(Data excerpts)
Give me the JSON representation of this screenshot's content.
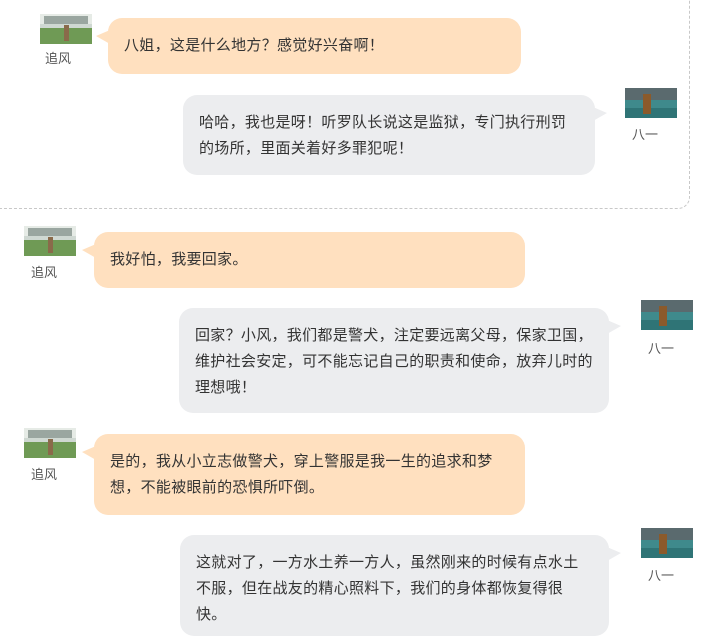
{
  "users": {
    "left_name": "追风",
    "right_name": "八一",
    "left_avatar_icon": "field-photo-avatar-icon",
    "right_avatar_icon": "gym-photo-avatar-icon"
  },
  "colors": {
    "left_bubble": "#ffe0bf",
    "right_bubble": "#ecedef",
    "divider": "#c8c8c8"
  },
  "messages": [
    {
      "side": "left",
      "text": "八姐，这是什么地方？感觉好兴奋啊！"
    },
    {
      "side": "right",
      "text": "哈哈，我也是呀！听罗队长说这是监狱，专门执行刑罚的场所，里面关着好多罪犯呢！"
    },
    {
      "side": "left",
      "text": "我好怕，我要回家。"
    },
    {
      "side": "right",
      "text": "回家？小风，我们都是警犬，注定要远离父母，保家卫国，维护社会安定，可不能忘记自己的职责和使命，放弃儿时的理想哦！"
    },
    {
      "side": "left",
      "text": "是的，我从小立志做警犬，穿上警服是我一生的追求和梦想，不能被眼前的恐惧所吓倒。"
    },
    {
      "side": "right",
      "text": "这就对了，一方水土养一方人，虽然刚来的时候有点水土不服，但在战友的精心照料下，我们的身体都恢复得很快。"
    }
  ]
}
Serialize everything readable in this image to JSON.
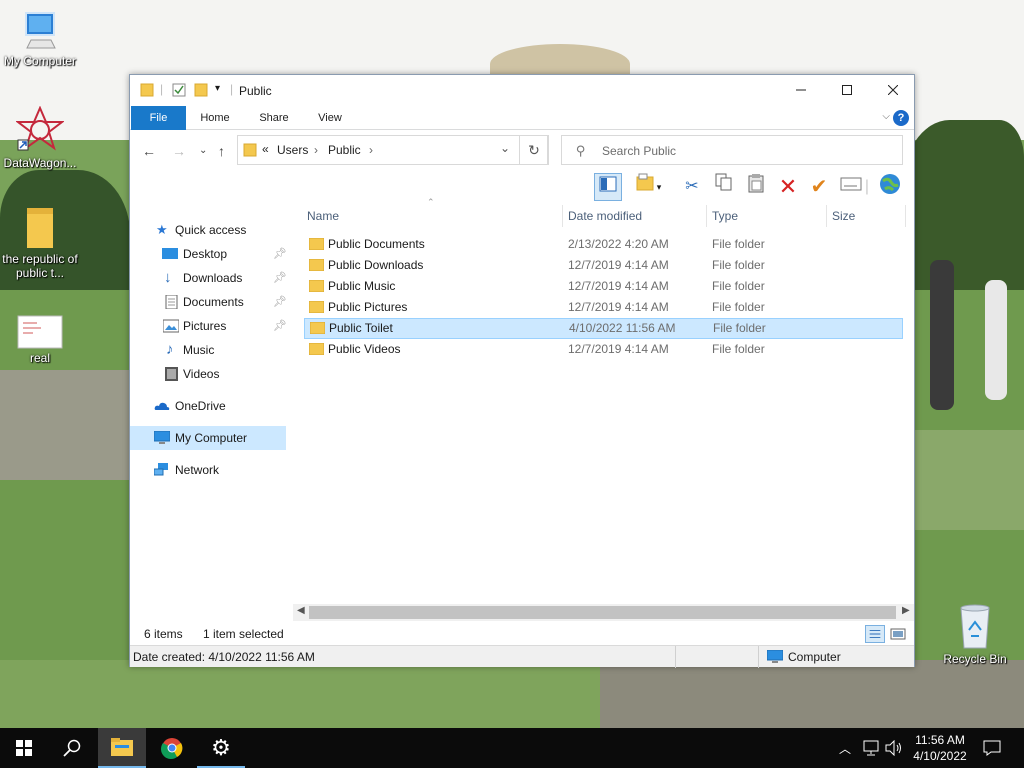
{
  "desktop": {
    "icons": [
      {
        "label": "My Computer"
      },
      {
        "label": "DataWagon..."
      },
      {
        "label": "the republic of public t..."
      },
      {
        "label": "real"
      },
      {
        "label": "Recycle Bin"
      }
    ]
  },
  "explorer": {
    "title": "Public",
    "quick_access_toolbar": [
      "folder-icon",
      "properties-icon",
      "new-folder-icon",
      "customize-dropdown-icon"
    ],
    "ribbon_tabs": {
      "file": "File",
      "home": "Home",
      "share": "Share",
      "view": "View"
    },
    "address": {
      "overflow": "«",
      "segments": [
        "Users",
        "Public"
      ]
    },
    "search": {
      "placeholder": "Search Public"
    },
    "toolbar_icons": [
      "preview-pane-icon",
      "new-folder-icon",
      "cut-icon",
      "copy-icon",
      "paste-icon",
      "delete-icon",
      "checkmark-icon",
      "rename-icon",
      "web-icon"
    ],
    "nav": {
      "quick_access": "Quick access",
      "items": [
        {
          "label": "Desktop",
          "pinned": true
        },
        {
          "label": "Downloads",
          "pinned": true
        },
        {
          "label": "Documents",
          "pinned": true
        },
        {
          "label": "Pictures",
          "pinned": true
        },
        {
          "label": "Music",
          "pinned": false
        },
        {
          "label": "Videos",
          "pinned": false
        }
      ],
      "onedrive": "OneDrive",
      "my_computer": "My Computer",
      "network": "Network"
    },
    "columns": {
      "name": "Name",
      "date": "Date modified",
      "type": "Type",
      "size": "Size"
    },
    "files": [
      {
        "name": "Public Documents",
        "date": "2/13/2022 4:20 AM",
        "type": "File folder",
        "size": ""
      },
      {
        "name": "Public Downloads",
        "date": "12/7/2019 4:14 AM",
        "type": "File folder",
        "size": ""
      },
      {
        "name": "Public Music",
        "date": "12/7/2019 4:14 AM",
        "type": "File folder",
        "size": ""
      },
      {
        "name": "Public Pictures",
        "date": "12/7/2019 4:14 AM",
        "type": "File folder",
        "size": ""
      },
      {
        "name": "Public Toilet",
        "date": "4/10/2022 11:56 AM",
        "type": "File folder",
        "size": "",
        "selected": true
      },
      {
        "name": "Public Videos",
        "date": "12/7/2019 4:14 AM",
        "type": "File folder",
        "size": ""
      }
    ],
    "status": {
      "items": "6 items",
      "selected": "1 item selected"
    },
    "details": {
      "date_created": "Date created: 4/10/2022 11:56 AM",
      "location": "Computer"
    }
  },
  "taskbar": {
    "buttons": [
      "start-icon",
      "search-icon",
      "file-explorer-icon",
      "chrome-icon",
      "settings-icon"
    ],
    "clock": {
      "time": "11:56 AM",
      "date": "4/10/2022"
    }
  },
  "colors": {
    "accent": "#1979ca",
    "selection": "#cce8ff",
    "taskbar": "#0b0b0b"
  }
}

◆ **Work to do**: Print each entry shown above with exact wording and no pictures.

◆ **Final result**:
Give me the JSON representation of this screenshot's content.
{
  "users": {
    "left_name": "追风",
    "right_name": "八一",
    "left_avatar_icon": "field-photo-avatar-icon",
    "right_avatar_icon": "gym-photo-avatar-icon"
  },
  "colors": {
    "left_bubble": "#ffe0bf",
    "right_bubble": "#ecedef",
    "divider": "#c8c8c8"
  },
  "messages": [
    {
      "side": "left",
      "text": "八姐，这是什么地方？感觉好兴奋啊！"
    },
    {
      "side": "right",
      "text": "哈哈，我也是呀！听罗队长说这是监狱，专门执行刑罚的场所，里面关着好多罪犯呢！"
    },
    {
      "side": "left",
      "text": "我好怕，我要回家。"
    },
    {
      "side": "right",
      "text": "回家？小风，我们都是警犬，注定要远离父母，保家卫国，维护社会安定，可不能忘记自己的职责和使命，放弃儿时的理想哦！"
    },
    {
      "side": "left",
      "text": "是的，我从小立志做警犬，穿上警服是我一生的追求和梦想，不能被眼前的恐惧所吓倒。"
    },
    {
      "side": "right",
      "text": "这就对了，一方水土养一方人，虽然刚来的时候有点水土不服，但在战友的精心照料下，我们的身体都恢复得很快。"
    }
  ]
}
Serialize everything readable in this image to JSON.
{
  "desktop": {
    "icons": [
      {
        "label": "My Computer"
      },
      {
        "label": "DataWagon..."
      },
      {
        "label": "the republic of public t..."
      },
      {
        "label": "real"
      },
      {
        "label": "Recycle Bin"
      }
    ]
  },
  "explorer": {
    "title": "Public",
    "quick_access_toolbar": [
      "folder-icon",
      "properties-icon",
      "new-folder-icon",
      "customize-dropdown-icon"
    ],
    "ribbon_tabs": {
      "file": "File",
      "home": "Home",
      "share": "Share",
      "view": "View"
    },
    "address": {
      "overflow": "«",
      "segments": [
        "Users",
        "Public"
      ]
    },
    "search": {
      "placeholder": "Search Public"
    },
    "toolbar_icons": [
      "preview-pane-icon",
      "new-folder-icon",
      "cut-icon",
      "copy-icon",
      "paste-icon",
      "delete-icon",
      "checkmark-icon",
      "rename-icon",
      "web-icon"
    ],
    "nav": {
      "quick_access": "Quick access",
      "items": [
        {
          "label": "Desktop",
          "pinned": true
        },
        {
          "label": "Downloads",
          "pinned": true
        },
        {
          "label": "Documents",
          "pinned": true
        },
        {
          "label": "Pictures",
          "pinned": true
        },
        {
          "label": "Music",
          "pinned": false
        },
        {
          "label": "Videos",
          "pinned": false
        }
      ],
      "onedrive": "OneDrive",
      "my_computer": "My Computer",
      "network": "Network"
    },
    "columns": {
      "name": "Name",
      "date": "Date modified",
      "type": "Type",
      "size": "Size"
    },
    "files": [
      {
        "name": "Public Documents",
        "date": "2/13/2022 4:20 AM",
        "type": "File folder",
        "size": ""
      },
      {
        "name": "Public Downloads",
        "date": "12/7/2019 4:14 AM",
        "type": "File folder",
        "size": ""
      },
      {
        "name": "Public Music",
        "date": "12/7/2019 4:14 AM",
        "type": "File folder",
        "size": ""
      },
      {
        "name": "Public Pictures",
        "date": "12/7/2019 4:14 AM",
        "type": "File folder",
        "size": ""
      },
      {
        "name": "Public Toilet",
        "date": "4/10/2022 11:56 AM",
        "type": "File folder",
        "size": "",
        "selected": true
      },
      {
        "name": "Public Videos",
        "date": "12/7/2019 4:14 AM",
        "type": "File folder",
        "size": ""
      }
    ],
    "status": {
      "items": "6 items",
      "selected": "1 item selected"
    },
    "details": {
      "date_created": "Date created: 4/10/2022 11:56 AM",
      "location": "Computer"
    }
  },
  "taskbar": {
    "buttons": [
      "start-icon",
      "search-icon",
      "file-explorer-icon",
      "chrome-icon",
      "settings-icon"
    ],
    "clock": {
      "time": "11:56 AM",
      "date": "4/10/2022"
    }
  },
  "colors": {
    "accent": "#1979ca",
    "selection": "#cce8ff",
    "taskbar": "#0b0b0b"
  }
}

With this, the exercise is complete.